## Brief
Copy out all of the data below with no alterations.
-------- Provided records --------
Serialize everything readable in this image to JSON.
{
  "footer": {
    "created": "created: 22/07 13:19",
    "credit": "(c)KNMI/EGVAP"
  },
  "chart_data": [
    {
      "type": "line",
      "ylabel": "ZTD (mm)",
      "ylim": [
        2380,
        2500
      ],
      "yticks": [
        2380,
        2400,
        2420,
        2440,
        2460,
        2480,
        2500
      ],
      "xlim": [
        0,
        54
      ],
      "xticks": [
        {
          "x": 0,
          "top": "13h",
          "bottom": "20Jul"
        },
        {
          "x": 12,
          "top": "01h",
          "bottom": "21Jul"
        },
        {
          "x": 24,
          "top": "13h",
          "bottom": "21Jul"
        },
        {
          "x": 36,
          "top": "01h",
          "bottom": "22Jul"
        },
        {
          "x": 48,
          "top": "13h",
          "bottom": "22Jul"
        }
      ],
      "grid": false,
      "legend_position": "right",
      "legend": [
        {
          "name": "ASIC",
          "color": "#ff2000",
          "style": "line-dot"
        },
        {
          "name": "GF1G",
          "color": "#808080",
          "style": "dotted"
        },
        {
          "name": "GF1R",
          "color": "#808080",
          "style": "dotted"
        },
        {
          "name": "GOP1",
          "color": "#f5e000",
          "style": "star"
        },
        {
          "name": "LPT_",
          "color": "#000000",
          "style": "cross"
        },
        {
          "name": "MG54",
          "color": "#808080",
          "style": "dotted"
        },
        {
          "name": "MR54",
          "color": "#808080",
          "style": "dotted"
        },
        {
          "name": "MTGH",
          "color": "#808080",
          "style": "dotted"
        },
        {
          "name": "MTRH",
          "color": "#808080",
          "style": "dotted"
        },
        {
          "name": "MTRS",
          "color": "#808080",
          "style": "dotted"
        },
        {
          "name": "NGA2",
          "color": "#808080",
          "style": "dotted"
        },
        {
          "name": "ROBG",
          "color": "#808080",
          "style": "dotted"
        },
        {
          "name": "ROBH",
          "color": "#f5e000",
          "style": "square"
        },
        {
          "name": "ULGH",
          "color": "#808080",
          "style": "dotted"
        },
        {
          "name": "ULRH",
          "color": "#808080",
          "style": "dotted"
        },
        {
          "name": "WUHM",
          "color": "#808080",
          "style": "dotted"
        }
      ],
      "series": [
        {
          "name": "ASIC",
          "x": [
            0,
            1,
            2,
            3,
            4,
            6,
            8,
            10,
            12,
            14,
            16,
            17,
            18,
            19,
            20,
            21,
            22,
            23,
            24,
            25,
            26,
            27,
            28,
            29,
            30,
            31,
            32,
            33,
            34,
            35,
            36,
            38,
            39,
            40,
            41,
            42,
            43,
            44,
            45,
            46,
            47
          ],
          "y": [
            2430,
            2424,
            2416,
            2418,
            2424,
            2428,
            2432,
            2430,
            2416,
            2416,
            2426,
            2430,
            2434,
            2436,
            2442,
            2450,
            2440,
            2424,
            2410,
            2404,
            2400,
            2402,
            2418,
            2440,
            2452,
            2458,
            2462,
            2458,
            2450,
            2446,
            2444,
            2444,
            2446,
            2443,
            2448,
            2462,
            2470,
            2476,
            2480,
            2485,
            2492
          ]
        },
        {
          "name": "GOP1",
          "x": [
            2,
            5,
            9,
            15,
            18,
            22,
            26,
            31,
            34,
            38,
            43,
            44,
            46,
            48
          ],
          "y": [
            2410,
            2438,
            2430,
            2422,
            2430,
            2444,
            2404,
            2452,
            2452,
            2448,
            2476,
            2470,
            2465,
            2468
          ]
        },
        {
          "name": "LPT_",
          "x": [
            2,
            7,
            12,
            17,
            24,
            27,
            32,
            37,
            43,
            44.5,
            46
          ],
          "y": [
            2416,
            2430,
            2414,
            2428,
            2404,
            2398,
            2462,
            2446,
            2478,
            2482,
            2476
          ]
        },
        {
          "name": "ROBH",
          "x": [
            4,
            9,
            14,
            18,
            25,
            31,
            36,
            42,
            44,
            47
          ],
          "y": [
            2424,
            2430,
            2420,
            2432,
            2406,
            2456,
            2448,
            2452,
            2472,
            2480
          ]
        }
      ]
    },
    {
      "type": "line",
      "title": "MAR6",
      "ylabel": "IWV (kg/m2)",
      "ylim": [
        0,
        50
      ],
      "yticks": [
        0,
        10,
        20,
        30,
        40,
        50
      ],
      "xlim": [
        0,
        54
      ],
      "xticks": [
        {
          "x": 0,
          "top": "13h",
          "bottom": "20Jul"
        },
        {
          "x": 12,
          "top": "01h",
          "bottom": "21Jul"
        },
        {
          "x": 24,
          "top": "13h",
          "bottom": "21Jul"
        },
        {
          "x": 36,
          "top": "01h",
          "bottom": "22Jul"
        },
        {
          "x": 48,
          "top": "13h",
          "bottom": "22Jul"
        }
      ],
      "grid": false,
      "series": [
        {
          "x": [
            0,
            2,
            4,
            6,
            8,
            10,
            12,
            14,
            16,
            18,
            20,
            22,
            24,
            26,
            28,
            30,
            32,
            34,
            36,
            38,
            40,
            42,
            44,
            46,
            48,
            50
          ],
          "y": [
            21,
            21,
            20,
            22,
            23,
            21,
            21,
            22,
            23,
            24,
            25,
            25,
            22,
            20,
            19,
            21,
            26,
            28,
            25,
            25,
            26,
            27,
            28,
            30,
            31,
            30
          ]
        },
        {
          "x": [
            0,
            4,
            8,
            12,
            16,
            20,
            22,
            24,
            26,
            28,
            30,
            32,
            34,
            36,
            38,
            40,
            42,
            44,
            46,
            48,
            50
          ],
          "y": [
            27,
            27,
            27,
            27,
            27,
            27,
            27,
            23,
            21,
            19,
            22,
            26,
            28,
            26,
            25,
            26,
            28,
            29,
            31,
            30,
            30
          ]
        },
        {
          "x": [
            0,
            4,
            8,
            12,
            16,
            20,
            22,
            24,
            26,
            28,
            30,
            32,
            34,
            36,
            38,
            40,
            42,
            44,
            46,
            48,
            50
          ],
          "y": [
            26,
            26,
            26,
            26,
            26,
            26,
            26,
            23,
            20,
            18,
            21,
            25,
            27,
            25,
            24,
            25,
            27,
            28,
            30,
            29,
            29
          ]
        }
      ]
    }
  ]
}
--------
## Solution for this task
Serialize everything readable in this image to JSON.
{
  "footer": {
    "created": "created: 22/07 13:19",
    "credit": "(c)KNMI/EGVAP"
  },
  "chart_data": [
    {
      "type": "line",
      "ylabel": "ZTD (mm)",
      "ylim": [
        2380,
        2500
      ],
      "yticks": [
        2380,
        2400,
        2420,
        2440,
        2460,
        2480,
        2500
      ],
      "xlim": [
        0,
        54
      ],
      "xticks": [
        {
          "x": 0,
          "top": "13h",
          "bottom": "20Jul"
        },
        {
          "x": 12,
          "top": "01h",
          "bottom": "21Jul"
        },
        {
          "x": 24,
          "top": "13h",
          "bottom": "21Jul"
        },
        {
          "x": 36,
          "top": "01h",
          "bottom": "22Jul"
        },
        {
          "x": 48,
          "top": "13h",
          "bottom": "22Jul"
        }
      ],
      "grid": false,
      "legend_position": "right",
      "legend": [
        {
          "name": "ASIC",
          "color": "#ff2000",
          "style": "line-dot"
        },
        {
          "name": "GF1G",
          "color": "#808080",
          "style": "dotted"
        },
        {
          "name": "GF1R",
          "color": "#808080",
          "style": "dotted"
        },
        {
          "name": "GOP1",
          "color": "#f5e000",
          "style": "star"
        },
        {
          "name": "LPT_",
          "color": "#000000",
          "style": "cross"
        },
        {
          "name": "MG54",
          "color": "#808080",
          "style": "dotted"
        },
        {
          "name": "MR54",
          "color": "#808080",
          "style": "dotted"
        },
        {
          "name": "MTGH",
          "color": "#808080",
          "style": "dotted"
        },
        {
          "name": "MTRH",
          "color": "#808080",
          "style": "dotted"
        },
        {
          "name": "MTRS",
          "color": "#808080",
          "style": "dotted"
        },
        {
          "name": "NGA2",
          "color": "#808080",
          "style": "dotted"
        },
        {
          "name": "ROBG",
          "color": "#808080",
          "style": "dotted"
        },
        {
          "name": "ROBH",
          "color": "#f5e000",
          "style": "square"
        },
        {
          "name": "ULGH",
          "color": "#808080",
          "style": "dotted"
        },
        {
          "name": "ULRH",
          "color": "#808080",
          "style": "dotted"
        },
        {
          "name": "WUHM",
          "color": "#808080",
          "style": "dotted"
        }
      ],
      "series": [
        {
          "name": "ASIC",
          "x": [
            0,
            1,
            2,
            3,
            4,
            6,
            8,
            10,
            12,
            14,
            16,
            17,
            18,
            19,
            20,
            21,
            22,
            23,
            24,
            25,
            26,
            27,
            28,
            29,
            30,
            31,
            32,
            33,
            34,
            35,
            36,
            38,
            39,
            40,
            41,
            42,
            43,
            44,
            45,
            46,
            47
          ],
          "y": [
            2430,
            2424,
            2416,
            2418,
            2424,
            2428,
            2432,
            2430,
            2416,
            2416,
            2426,
            2430,
            2434,
            2436,
            2442,
            2450,
            2440,
            2424,
            2410,
            2404,
            2400,
            2402,
            2418,
            2440,
            2452,
            2458,
            2462,
            2458,
            2450,
            2446,
            2444,
            2444,
            2446,
            2443,
            2448,
            2462,
            2470,
            2476,
            2480,
            2485,
            2492
          ]
        },
        {
          "name": "GOP1",
          "x": [
            2,
            5,
            9,
            15,
            18,
            22,
            26,
            31,
            34,
            38,
            43,
            44,
            46,
            48
          ],
          "y": [
            2410,
            2438,
            2430,
            2422,
            2430,
            2444,
            2404,
            2452,
            2452,
            2448,
            2476,
            2470,
            2465,
            2468
          ]
        },
        {
          "name": "LPT_",
          "x": [
            2,
            7,
            12,
            17,
            24,
            27,
            32,
            37,
            43,
            44.5,
            46
          ],
          "y": [
            2416,
            2430,
            2414,
            2428,
            2404,
            2398,
            2462,
            2446,
            2478,
            2482,
            2476
          ]
        },
        {
          "name": "ROBH",
          "x": [
            4,
            9,
            14,
            18,
            25,
            31,
            36,
            42,
            44,
            47
          ],
          "y": [
            2424,
            2430,
            2420,
            2432,
            2406,
            2456,
            2448,
            2452,
            2472,
            2480
          ]
        }
      ]
    },
    {
      "type": "line",
      "title": "MAR6",
      "ylabel": "IWV (kg/m2)",
      "ylim": [
        0,
        50
      ],
      "yticks": [
        0,
        10,
        20,
        30,
        40,
        50
      ],
      "xlim": [
        0,
        54
      ],
      "xticks": [
        {
          "x": 0,
          "top": "13h",
          "bottom": "20Jul"
        },
        {
          "x": 12,
          "top": "01h",
          "bottom": "21Jul"
        },
        {
          "x": 24,
          "top": "13h",
          "bottom": "21Jul"
        },
        {
          "x": 36,
          "top": "01h",
          "bottom": "22Jul"
        },
        {
          "x": 48,
          "top": "13h",
          "bottom": "22Jul"
        }
      ],
      "grid": false,
      "series": [
        {
          "x": [
            0,
            2,
            4,
            6,
            8,
            10,
            12,
            14,
            16,
            18,
            20,
            22,
            24,
            26,
            28,
            30,
            32,
            34,
            36,
            38,
            40,
            42,
            44,
            46,
            48,
            50
          ],
          "y": [
            21,
            21,
            20,
            22,
            23,
            21,
            21,
            22,
            23,
            24,
            25,
            25,
            22,
            20,
            19,
            21,
            26,
            28,
            25,
            25,
            26,
            27,
            28,
            30,
            31,
            30
          ]
        },
        {
          "x": [
            0,
            4,
            8,
            12,
            16,
            20,
            22,
            24,
            26,
            28,
            30,
            32,
            34,
            36,
            38,
            40,
            42,
            44,
            46,
            48,
            50
          ],
          "y": [
            27,
            27,
            27,
            27,
            27,
            27,
            27,
            23,
            21,
            19,
            22,
            26,
            28,
            26,
            25,
            26,
            28,
            29,
            31,
            30,
            30
          ]
        },
        {
          "x": [
            0,
            4,
            8,
            12,
            16,
            20,
            22,
            24,
            26,
            28,
            30,
            32,
            34,
            36,
            38,
            40,
            42,
            44,
            46,
            48,
            50
          ],
          "y": [
            26,
            26,
            26,
            26,
            26,
            26,
            26,
            23,
            20,
            18,
            21,
            25,
            27,
            25,
            24,
            25,
            27,
            28,
            30,
            29,
            29
          ]
        }
      ]
    }
  ]
}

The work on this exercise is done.